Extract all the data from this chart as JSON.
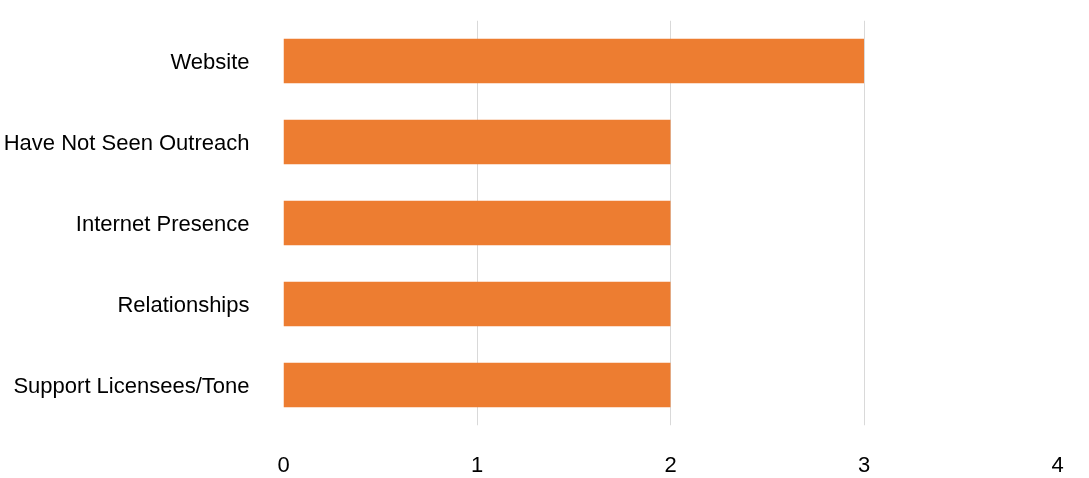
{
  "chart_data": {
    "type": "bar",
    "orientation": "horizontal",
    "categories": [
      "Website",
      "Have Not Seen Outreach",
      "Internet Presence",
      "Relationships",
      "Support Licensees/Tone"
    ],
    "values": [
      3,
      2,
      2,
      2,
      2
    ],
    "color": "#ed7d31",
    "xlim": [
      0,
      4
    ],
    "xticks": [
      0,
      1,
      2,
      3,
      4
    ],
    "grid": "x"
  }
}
.....
Each record above must be returned exactly as written, with its pictures omitted.

CORRECT RESULT:
Extract all the data from this chart as JSON.
{
  "chart_data": {
    "type": "bar",
    "orientation": "horizontal",
    "categories": [
      "Website",
      "Have Not Seen Outreach",
      "Internet Presence",
      "Relationships",
      "Support Licensees/Tone"
    ],
    "values": [
      3,
      2,
      2,
      2,
      2
    ],
    "color": "#ed7d31",
    "xlim": [
      0,
      4
    ],
    "xticks": [
      0,
      1,
      2,
      3,
      4
    ],
    "grid": "x"
  }
}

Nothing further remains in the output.